Using the material below, work out how many lines contain the word "recommended". Reply with the number and nothing more.
--- Start RECORDED INFORMATION ---
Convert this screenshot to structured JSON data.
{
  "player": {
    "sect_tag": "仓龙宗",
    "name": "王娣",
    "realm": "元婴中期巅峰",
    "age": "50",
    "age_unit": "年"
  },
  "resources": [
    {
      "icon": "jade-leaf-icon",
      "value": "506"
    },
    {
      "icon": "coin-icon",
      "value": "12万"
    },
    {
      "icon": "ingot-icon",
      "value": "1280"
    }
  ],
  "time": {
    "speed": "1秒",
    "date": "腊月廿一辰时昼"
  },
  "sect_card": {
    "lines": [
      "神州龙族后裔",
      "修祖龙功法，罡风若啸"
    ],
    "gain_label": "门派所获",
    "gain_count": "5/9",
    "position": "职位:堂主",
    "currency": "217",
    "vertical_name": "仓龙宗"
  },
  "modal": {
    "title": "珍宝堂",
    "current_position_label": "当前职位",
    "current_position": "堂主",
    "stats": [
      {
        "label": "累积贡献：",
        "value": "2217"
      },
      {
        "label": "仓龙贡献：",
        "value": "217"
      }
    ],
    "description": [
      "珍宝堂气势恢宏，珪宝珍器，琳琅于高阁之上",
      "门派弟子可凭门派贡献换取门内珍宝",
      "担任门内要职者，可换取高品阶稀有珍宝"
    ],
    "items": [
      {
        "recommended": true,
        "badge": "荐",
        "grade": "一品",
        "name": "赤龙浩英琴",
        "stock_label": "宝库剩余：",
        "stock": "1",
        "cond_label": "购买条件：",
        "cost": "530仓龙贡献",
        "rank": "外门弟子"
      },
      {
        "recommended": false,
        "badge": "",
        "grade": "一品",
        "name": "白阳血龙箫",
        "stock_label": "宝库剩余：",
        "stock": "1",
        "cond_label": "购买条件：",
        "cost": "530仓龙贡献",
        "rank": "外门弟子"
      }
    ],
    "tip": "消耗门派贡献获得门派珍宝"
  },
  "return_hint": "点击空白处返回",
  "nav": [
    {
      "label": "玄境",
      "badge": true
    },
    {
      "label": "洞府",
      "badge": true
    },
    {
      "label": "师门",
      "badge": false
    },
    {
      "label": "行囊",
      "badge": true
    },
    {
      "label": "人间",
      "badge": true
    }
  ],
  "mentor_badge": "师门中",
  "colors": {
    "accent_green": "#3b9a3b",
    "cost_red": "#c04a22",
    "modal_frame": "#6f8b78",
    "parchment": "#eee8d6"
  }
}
--- End RECORDED INFORMATION ---
ANSWER TO THE TASK >> 2